*To-do list*.
A – From the Stripe subscription article, copy out the part that opens with the words "This article is" and closes with "and disclosed responsibly.".
B – Summarize the Stripe subscription article in two sentences.

*Source extract*.
Stripe Subscription Escalation: How Default Behavior Enables Free Plan Upgrades

Stripe Subscription Escalation: How Default Behavior Enables Free Plan Upgrades

November 23, 2025 7 min read

A misconfiguration in Stripe’s default subscription update behavior allowed users to access higher-tier paid plans without successful payments.




Disclaimer

This article is for educational and defensive security awareness.
The vulnerability described here was identified in a legally authorized environment and disclosed responsibly.
No merchants, customers, or payment systems were harmed during this research.


Introduction

Third-party integrations simplify development, but they also introduce hidden risks when developers rely on default configurations without reviewing how these services behave under real-world failure conditions. Stripe is a widely trusted payment processor used across SaaS platforms, marketplaces, and subscription-driven businesses - but even robust platforms can behave unexpectedly if developers don’t explicitly enforce security-focused options.

In this researcher finding, a misconfiguration involving Stripe’s default subscription update rules enabled an attacker to escalate their subscription tier to a premium $2,000/month plan without completing payment. The issue did not stem from a code vulnerability inside the target application; rather, it was caused by developers unintentionally trusting Stripe’s default behavior, which applies subscription updates even when payment fails.

This blog breaks down the security issue, explains why this misconfiguration is dangerous, demonstrates the exploit flow, and provides a defensive blueprint for implementing Stripe securely.

Clean flat illustration showing a subscription moving to a higher tier while the payment checkpoint is bypassed due to default behavior, representing a Stripe subscription misconfiguration in a blue palette.


Understanding How Stripe Subscription Updates Work

Screenshot from Stripe documentation explaining default subscription update behavior and how pending updates are handled.

Stripe subscriptions revolve around price IDs - unique identifiers that map to pricing tiers used by applications to determine user privileges. When a customer upgrades or downgrades their plan, Stripe issues an invoice based on the selected price_id.

A typical upgrade process looks like:

  1. User selects a new plan
  2. Backend calls Stripe’s subscription update API
  3. Stripe generates an invoice
  4. Payment succeeds → subscription is updated
  5. Payment fails → update should not apply

However, this researcher found that Stripe’s default behavior does not enforce step 5.

Stripe Default Behavior (Before Documentation Update)

Stripe’s original documentation stated:

“By default, Stripe applies updates regardless of whether payment on the new invoice succeeds.”

This means:

  • If a user initiates an upgrade to a higher plan
  • The payment fails (expired card, insufficient funds, locked card, etc.)
  • Stripe still applies the subscription update

The application sees the new price_id and unlocks premium features, even though Stripe never collected money.

Beginner Breakout: Why price_id Matters

Every subscription tier in Stripe has a unique identifier (price_xxxxxxxxx).
Applications commonly check price_id to confirm access to:

  • Premium features
  • Admin dashboards
  • API limits
  • Enterprise modules

If a user can control or escalate their price_id, they can elevate their access without authorization.


Step 1 - Recon & Discovery

Network capture screenshot showing the discovery of price IDs using Caido and HTTPQL.

*Data segment*.
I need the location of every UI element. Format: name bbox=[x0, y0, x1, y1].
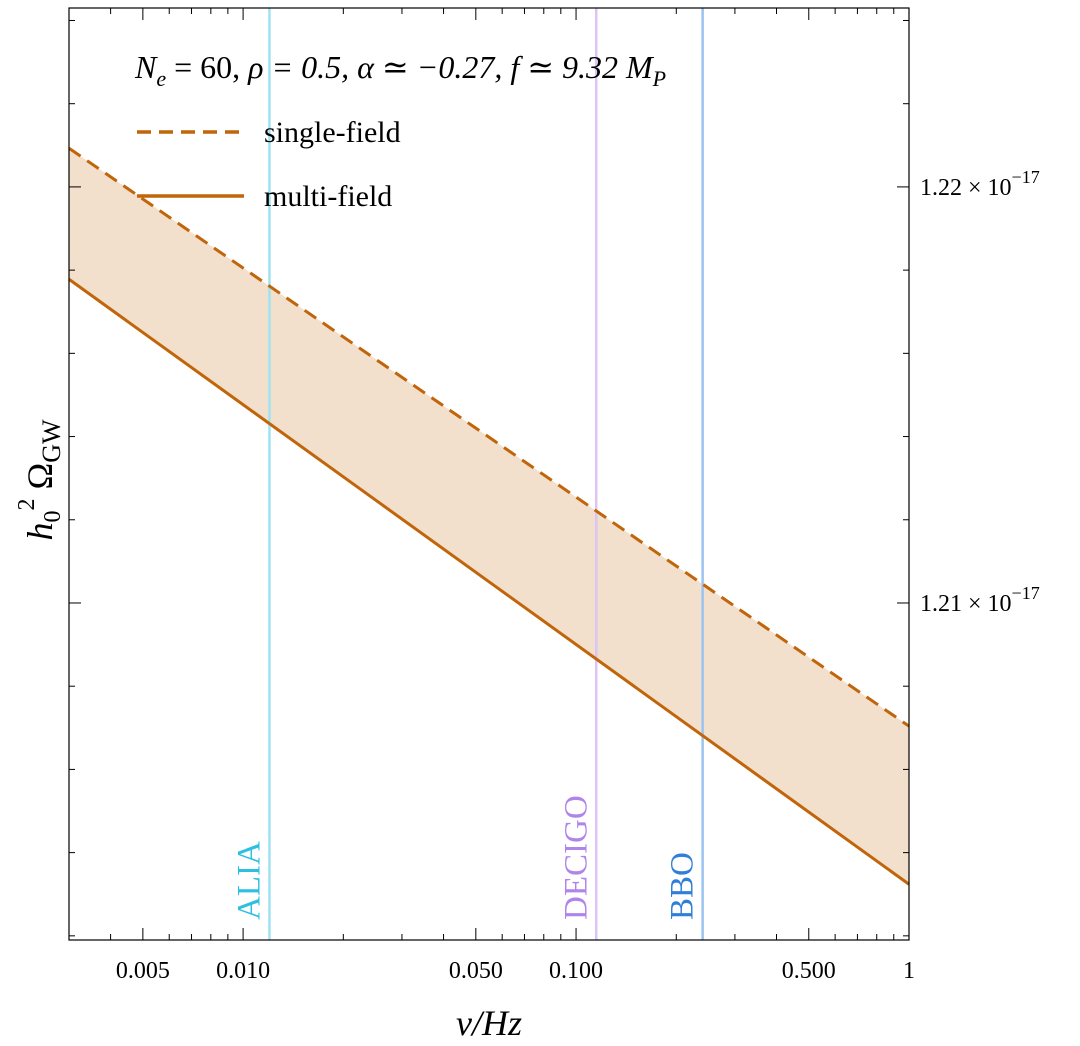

*The answers*.
A –
This article is for educational and defensive security awareness.
The vulnerability described here was identified in a legally authorized environment and disclosed responsibly.

B – A misconfiguration in Stripe's default subscription update behavior let an attacker escalate to a premium $2,000/month plan without completing payment. The cause was developers trusting Stripe's default, which applied updates regardless of whether payment on the new invoice succeeded, so the application saw the new price_id and unlocked premium features even though Stripe never collected money.